-- Set exercise --
Copy every line of the records below that holds the word "Малоархангельском".

[START Extracted records]

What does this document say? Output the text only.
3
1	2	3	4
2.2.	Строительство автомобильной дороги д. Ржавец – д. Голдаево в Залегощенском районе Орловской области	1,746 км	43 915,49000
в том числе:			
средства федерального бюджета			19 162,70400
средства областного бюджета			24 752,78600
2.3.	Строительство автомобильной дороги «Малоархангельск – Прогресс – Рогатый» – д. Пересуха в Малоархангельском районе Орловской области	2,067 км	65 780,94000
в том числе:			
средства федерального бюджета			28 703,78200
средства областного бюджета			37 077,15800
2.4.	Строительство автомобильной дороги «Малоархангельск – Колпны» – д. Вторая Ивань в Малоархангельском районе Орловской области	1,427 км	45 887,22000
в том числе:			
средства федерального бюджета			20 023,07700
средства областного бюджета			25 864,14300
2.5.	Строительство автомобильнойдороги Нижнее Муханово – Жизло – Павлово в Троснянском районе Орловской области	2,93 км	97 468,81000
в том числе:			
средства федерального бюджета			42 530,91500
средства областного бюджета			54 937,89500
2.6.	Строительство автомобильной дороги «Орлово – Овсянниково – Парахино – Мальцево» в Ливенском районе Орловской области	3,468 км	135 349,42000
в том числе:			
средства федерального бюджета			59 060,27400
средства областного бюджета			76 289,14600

[END Extracted records]

-- Result for this exercise --
2.3.	Строительство автомобильной дороги «Малоархангельск – Прогресс – Рогатый» – д. Пересуха в Малоархангельском районе Орловской области	2,067 км	65 780,94000
2.4.	Строительство автомобильной дороги «Малоархангельск – Колпны» – д. Вторая Ивань в Малоархангельском районе Орловской области	1,427 км	45 887,22000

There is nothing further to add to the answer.